YOUR OBJECTIVE: Copy each line of the data below exactly, leaving out pictures.

DATA SHOWN:
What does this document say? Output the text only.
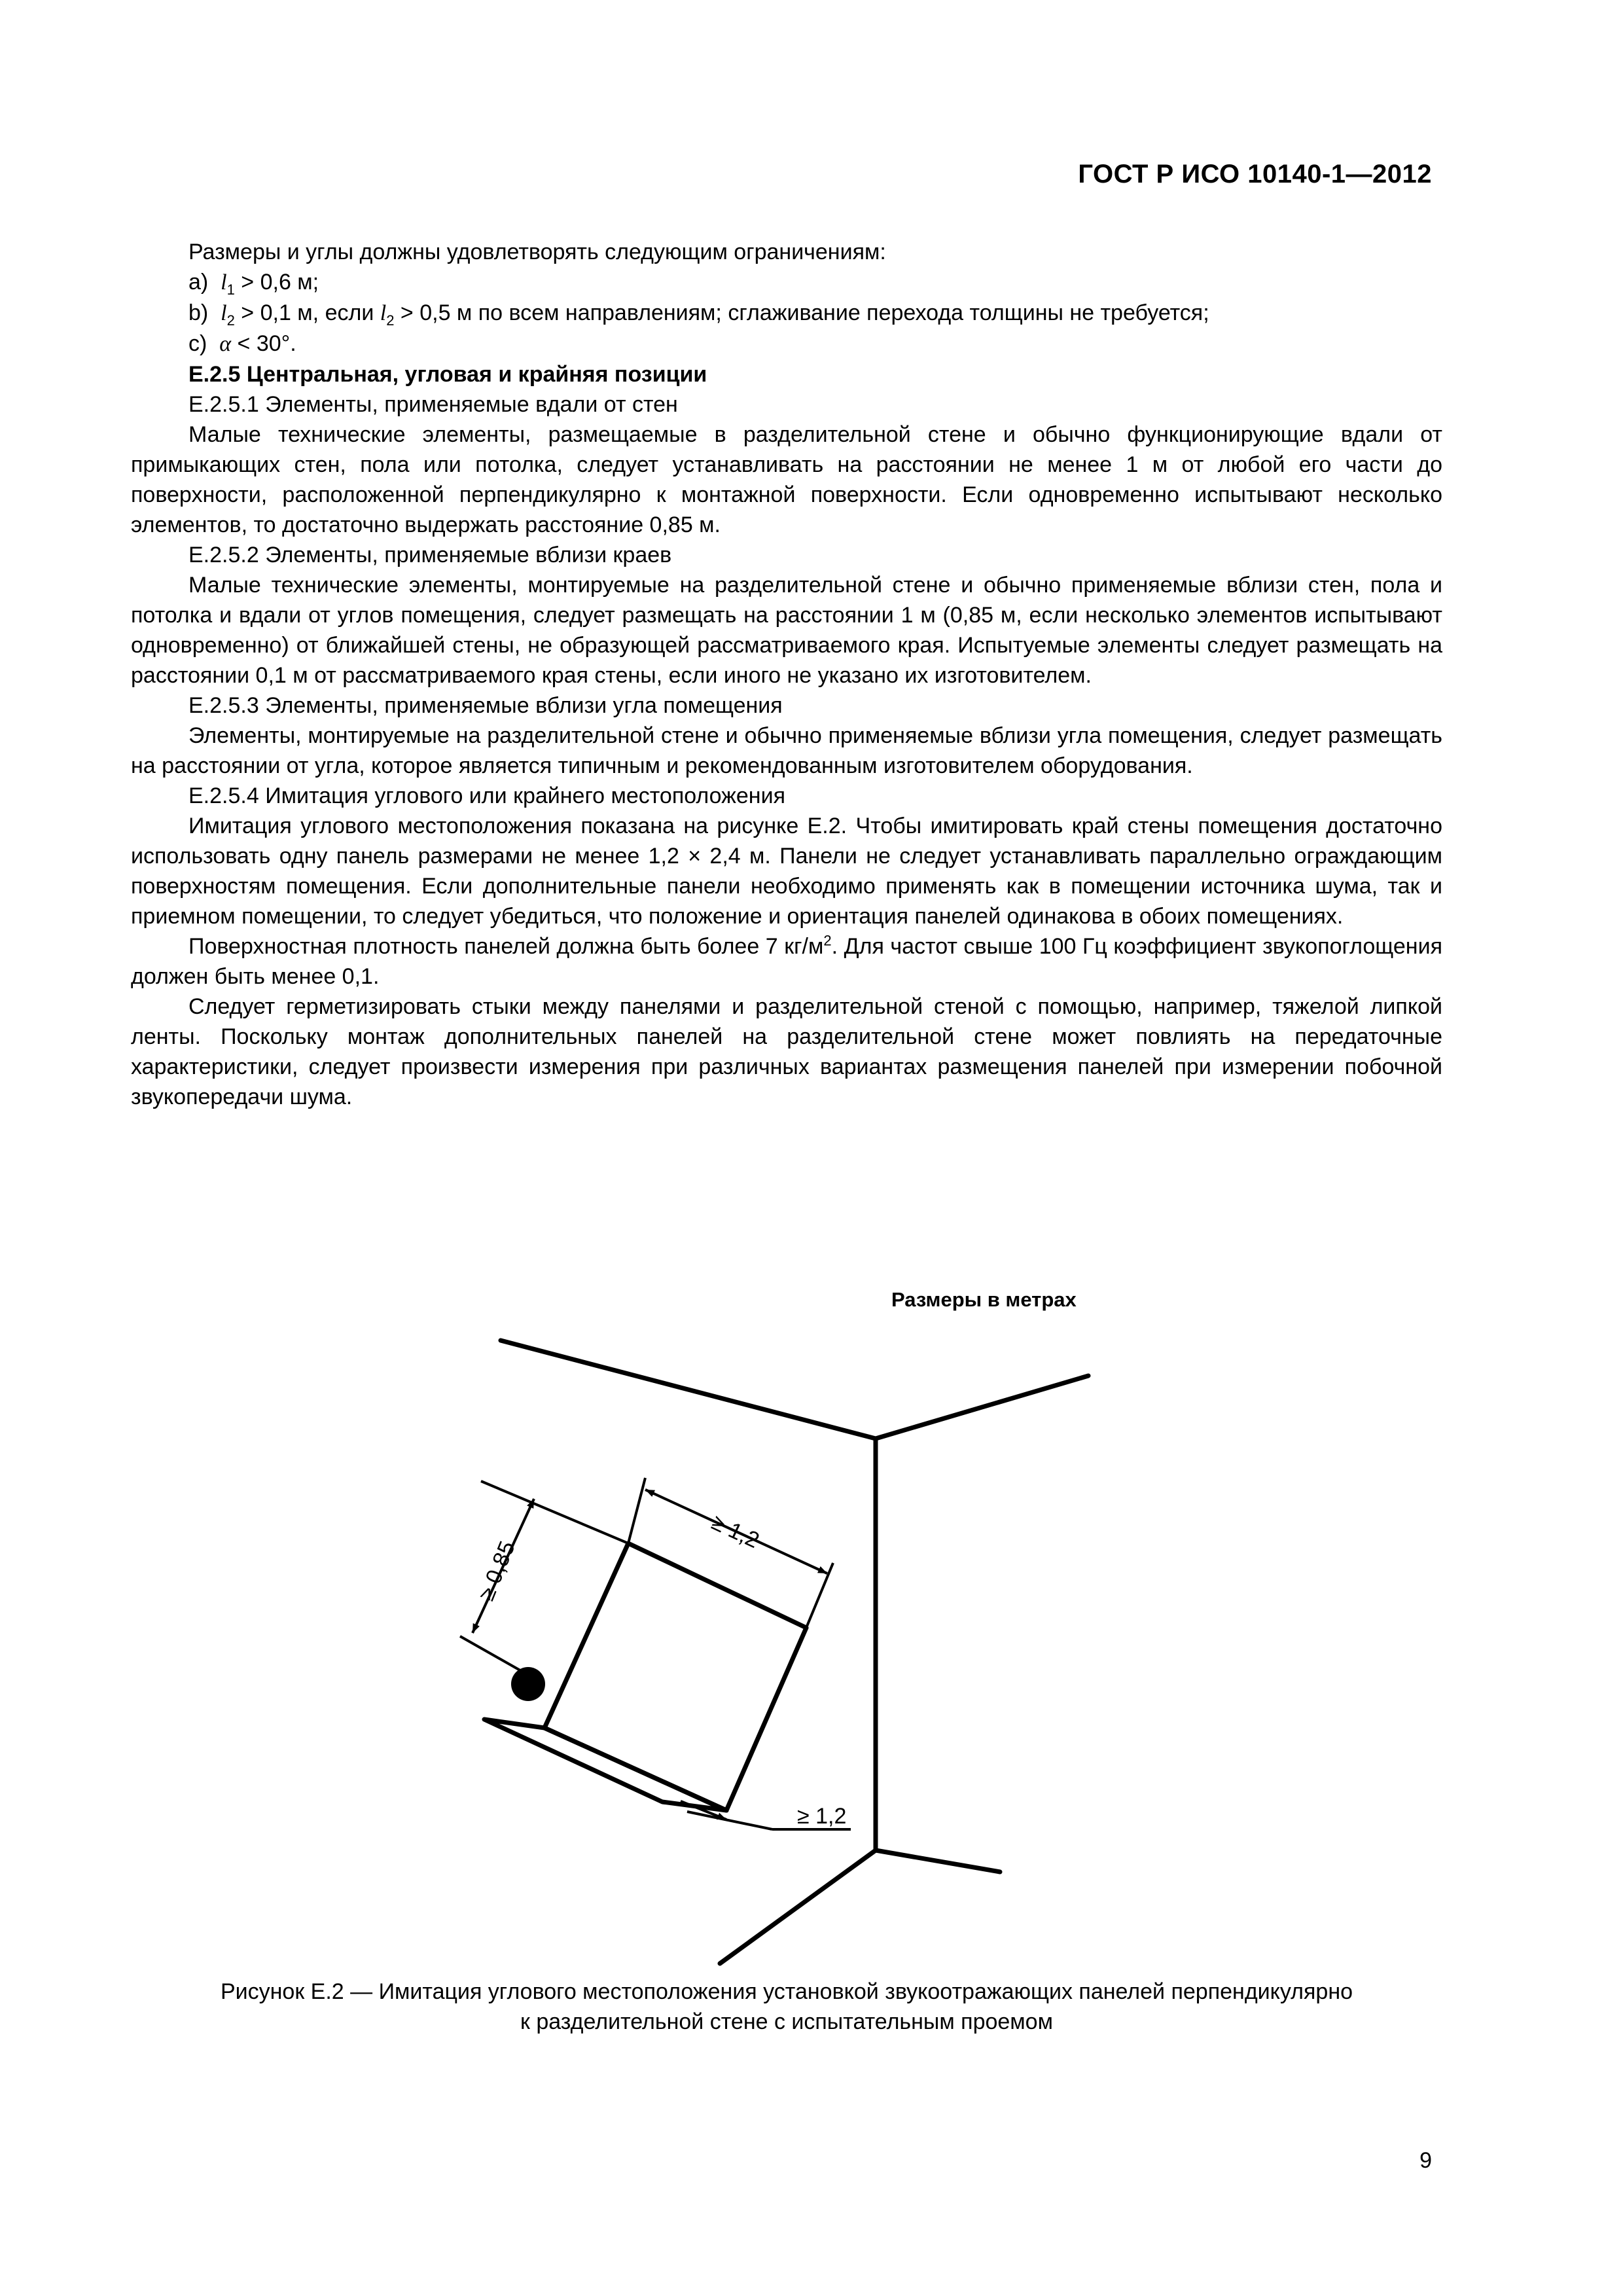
ГОСТ Р ИСО 10140-1—2012

Размеры и углы должны удовлетворять следующим ограничениям:

а) $l_1 > 0,6$ м;

b) $l_2 > 0,1$ м, если $l_2 > 0,5$ м по всем направлениям; сглаживание перехода толщины не требуется;

c) α < 30°.

Е.2.5 Центральная, угловая и крайняя позиции

Е.2.5.1 Элементы, применяемые вдали от стен

Малые технические элементы, размещаемые в разделительной стене и обычно функционирующие вдали от примыкающих стен, пола или потолка, следует устанавливать на расстоянии не менее 1 м от любой его части до поверхности, расположенной перпендикулярно к монтажной поверхности. Если одновременно испытывают несколько элементов, то достаточно выдержать расстояние 0,85 м.

Е.2.5.2 Элементы, применяемые вблизи краев

Малые технические элементы, монтируемые на разделительной стене и обычно применяемые вблизи стен, пола и потолка и вдали от углов помещения, следует размещать на расстоянии 1 м (0,85 м, если несколько элементов испытывают одновременно) от ближайшей стены, не образующей рассматриваемого края. Испытуемые элементы следует размещать на расстоянии 0,1 м от рассматриваемого края стены, если иного не указано их изготовителем.

Е.2.5.3 Элементы, применяемые вблизи угла помещения

Элементы, монтируемые на разделительной стене и обычно применяемые вблизи угла помещения, следует размещать на расстоянии от угла, которое является типичным и рекомендованным изготовителем оборудования.

Е.2.5.4 Имитация углового или крайнего местоположения

Имитация углового местоположения показана на рисунке Е.2. Чтобы имитировать край стены помещения достаточно использовать одну панель размерами не менее 1,2 × 2,4 м. Панели не следует устанавливать параллельно ограждающим поверхностям помещения. Если дополнительные панели необходимо применять как в помещении источника шума, так и приемном помещении, то следует убедиться, что положение и ориентация панелей одинакова в обоих помещениях.

Поверхностная плотность панелей должна быть более 7 $кг/м^2$. Для частот свыше 100 Гц коэффициент звукопоглощения должен быть менее 0,1.

Следует герметизировать стыки между панелями и разделительной стеной с помощью, например, тяжелой липкой ленты. Поскольку монтаж дополнительных панелей на разделительной стене может повлиять на передаточные характеристики, следует произвести измерения при различных вариантах размещения панелей при измерении побочной звукопередачи шума.

Размеры в метрах
≥ 1,2
≥ 0,85
≥ 1,2
Рисунок Е.2 — Имитация углового местоположения установкой звукоотражающих панелей перпендикулярно
к разделительной стене с испытательным проемом
9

TASK OUTPUT:
What does this document say? Output the text only.
ГОСТ Р ИСО 10140-1—2012

Размеры и углы должны удовлетворять следующим ограничениям:

а) $l_1 > 0,6$ м;

b) $l_2 > 0,1$ м, если $l_2 > 0,5$ м по всем направлениям; сглаживание перехода толщины не требуется;

c) α < 30°.

Е.2.5 Центральная, угловая и крайняя позиции

Е.2.5.1 Элементы, применяемые вдали от стен

Малые технические элементы, размещаемые в разделительной стене и обычно функционирующие вдали от примыкающих стен, пола или потолка, следует устанавливать на расстоянии не менее 1 м от любой его части до поверхности, расположенной перпендикулярно к монтажной поверхности. Если одновременно испытывают несколько элементов, то достаточно выдержать расстояние 0,85 м.

Е.2.5.2 Элементы, применяемые вблизи краев

Малые технические элементы, монтируемые на разделительной стене и обычно применяемые вблизи стен, пола и потолка и вдали от углов помещения, следует размещать на расстоянии 1 м (0,85 м, если несколько элементов испытывают одновременно) от ближайшей стены, не образующей рассматриваемого края. Испытуемые элементы следует размещать на расстоянии 0,1 м от рассматриваемого края стены, если иного не указано их изготовителем.

Е.2.5.3 Элементы, применяемые вблизи угла помещения

Элементы, монтируемые на разделительной стене и обычно применяемые вблизи угла помещения, следует размещать на расстоянии от угла, которое является типичным и рекомендованным изготовителем оборудования.

Е.2.5.4 Имитация углового или крайнего местоположения

Имитация углового местоположения показана на рисунке Е.2. Чтобы имитировать край стены помещения достаточно использовать одну панель размерами не менее 1,2 × 2,4 м. Панели не следует устанавливать параллельно ограждающим поверхностям помещения. Если дополнительные панели необходимо применять как в помещении источника шума, так и приемном помещении, то следует убедиться, что положение и ориентация панелей одинакова в обоих помещениях.

Поверхностная плотность панелей должна быть более 7 $кг/м^2$. Для частот свыше 100 Гц коэффициент звукопоглощения должен быть менее 0,1.

Следует герметизировать стыки между панелями и разделительной стеной с помощью, например, тяжелой липкой ленты. Поскольку монтаж дополнительных панелей на разделительной стене может повлиять на передаточные характеристики, следует произвести измерения при различных вариантах размещения панелей при измерении побочной звукопередачи шума.

Размеры в метрах
≥ 1,2
≥ 0,85
≥ 1,2
Рисунок Е.2 — Имитация углового местоположения установкой звукоотражающих панелей перпендикулярно
к разделительной стене с испытательным проемом
9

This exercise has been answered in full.